* BEGIN The data *
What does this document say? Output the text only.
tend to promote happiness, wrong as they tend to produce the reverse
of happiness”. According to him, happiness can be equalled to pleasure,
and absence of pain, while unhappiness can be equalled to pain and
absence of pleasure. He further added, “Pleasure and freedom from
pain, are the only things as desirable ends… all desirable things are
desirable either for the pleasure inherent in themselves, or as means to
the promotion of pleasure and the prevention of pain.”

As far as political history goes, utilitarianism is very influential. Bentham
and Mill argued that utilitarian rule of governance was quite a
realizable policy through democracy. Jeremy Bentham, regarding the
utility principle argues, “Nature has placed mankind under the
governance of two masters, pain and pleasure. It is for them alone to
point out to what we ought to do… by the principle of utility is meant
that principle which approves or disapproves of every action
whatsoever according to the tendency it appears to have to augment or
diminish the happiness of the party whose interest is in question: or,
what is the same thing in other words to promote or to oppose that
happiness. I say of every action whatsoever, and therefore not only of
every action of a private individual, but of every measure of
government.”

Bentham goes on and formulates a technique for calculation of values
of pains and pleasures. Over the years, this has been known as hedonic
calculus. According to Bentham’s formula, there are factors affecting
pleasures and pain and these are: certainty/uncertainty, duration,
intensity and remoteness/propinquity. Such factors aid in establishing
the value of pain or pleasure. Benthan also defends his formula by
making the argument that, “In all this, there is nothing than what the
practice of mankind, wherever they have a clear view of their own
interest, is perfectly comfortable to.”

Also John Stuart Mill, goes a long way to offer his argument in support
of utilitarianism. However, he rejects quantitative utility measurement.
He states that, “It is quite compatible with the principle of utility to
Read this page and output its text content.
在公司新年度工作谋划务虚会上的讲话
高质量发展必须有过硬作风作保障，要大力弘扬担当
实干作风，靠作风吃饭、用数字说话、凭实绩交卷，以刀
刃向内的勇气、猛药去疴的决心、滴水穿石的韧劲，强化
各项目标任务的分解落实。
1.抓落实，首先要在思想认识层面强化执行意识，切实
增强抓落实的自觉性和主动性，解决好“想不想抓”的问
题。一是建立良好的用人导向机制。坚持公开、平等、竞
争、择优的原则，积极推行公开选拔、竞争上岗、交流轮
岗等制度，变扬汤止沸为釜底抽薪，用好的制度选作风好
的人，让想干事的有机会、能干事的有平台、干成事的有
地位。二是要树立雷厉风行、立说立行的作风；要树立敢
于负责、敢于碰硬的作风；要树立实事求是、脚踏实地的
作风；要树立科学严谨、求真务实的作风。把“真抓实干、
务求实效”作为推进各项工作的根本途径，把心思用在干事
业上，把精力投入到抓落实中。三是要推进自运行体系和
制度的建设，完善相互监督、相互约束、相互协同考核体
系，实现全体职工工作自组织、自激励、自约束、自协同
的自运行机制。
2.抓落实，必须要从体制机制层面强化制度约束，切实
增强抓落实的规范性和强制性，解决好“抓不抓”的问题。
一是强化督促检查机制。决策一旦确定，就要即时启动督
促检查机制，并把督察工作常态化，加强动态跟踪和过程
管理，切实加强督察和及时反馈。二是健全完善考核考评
* END The data *
### Problem description
Retype every record above exactly as it appears.

### Completed exercise
What does this document say? Output the text only.
tend to promote happiness, wrong as they tend to produce the reverse
of happiness”. According to him, happiness can be equalled to pleasure,
and absence of pain, while unhappiness can be equalled to pain and
absence of pleasure. He further added, “Pleasure and freedom from
pain, are the only things as desirable ends… all desirable things are
desirable either for the pleasure inherent in themselves, or as means to
the promotion of pleasure and the prevention of pain.”

As far as political history goes, utilitarianism is very influential. Bentham
and Mill argued that utilitarian rule of governance was quite a
realizable policy through democracy. Jeremy Bentham, regarding the
utility principle argues, “Nature has placed mankind under the
governance of two masters, pain and pleasure. It is for them alone to
point out to what we ought to do… by the principle of utility is meant
that principle which approves or disapproves of every action
whatsoever according to the tendency it appears to have to augment or
diminish the happiness of the party whose interest is in question: or,
what is the same thing in other words to promote or to oppose that
happiness. I say of every action whatsoever, and therefore not only of
every action of a private individual, but of every measure of
government.”

Bentham goes on and formulates a technique for calculation of values
of pains and pleasures. Over the years, this has been known as hedonic
calculus. According to Bentham’s formula, there are factors affecting
pleasures and pain and these are: certainty/uncertainty, duration,
intensity and remoteness/propinquity. Such factors aid in establishing
the value of pain or pleasure. Benthan also defends his formula by
making the argument that, “In all this, there is nothing than what the
practice of mankind, wherever they have a clear view of their own
interest, is perfectly comfortable to.”

Also John Stuart Mill, goes a long way to offer his argument in support
of utilitarianism. However, he rejects quantitative utility measurement.
He states that, “It is quite compatible with the principle of utility to
Read this page and output its text content.
在公司新年度工作谋划务虚会上的讲话
高质量发展必须有过硬作风作保障，要大力弘扬担当
实干作风，靠作风吃饭、用数字说话、凭实绩交卷，以刀
刃向内的勇气、猛药去疴的决心、滴水穿石的韧劲，强化
各项目标任务的分解落实。
1.抓落实，首先要在思想认识层面强化执行意识，切实
增强抓落实的自觉性和主动性，解决好“想不想抓”的问
题。一是建立良好的用人导向机制。坚持公开、平等、竞
争、择优的原则，积极推行公开选拔、竞争上岗、交流轮
岗等制度，变扬汤止沸为釜底抽薪，用好的制度选作风好
的人，让想干事的有机会、能干事的有平台、干成事的有
地位。二是要树立雷厉风行、立说立行的作风；要树立敢
于负责、敢于碰硬的作风；要树立实事求是、脚踏实地的
作风；要树立科学严谨、求真务实的作风。把“真抓实干、
务求实效”作为推进各项工作的根本途径，把心思用在干事
业上，把精力投入到抓落实中。三是要推进自运行体系和
制度的建设，完善相互监督、相互约束、相互协同考核体
系，实现全体职工工作自组织、自激励、自约束、自协同
的自运行机制。
2.抓落实，必须要从体制机制层面强化制度约束，切实
增强抓落实的规范性和强制性，解决好“抓不抓”的问题。
一是强化督促检查机制。决策一旦确定，就要即时启动督
促检查机制，并把督察工作常态化，加强动态跟踪和过程
管理，切实加强督察和及时反馈。二是健全完善考核考评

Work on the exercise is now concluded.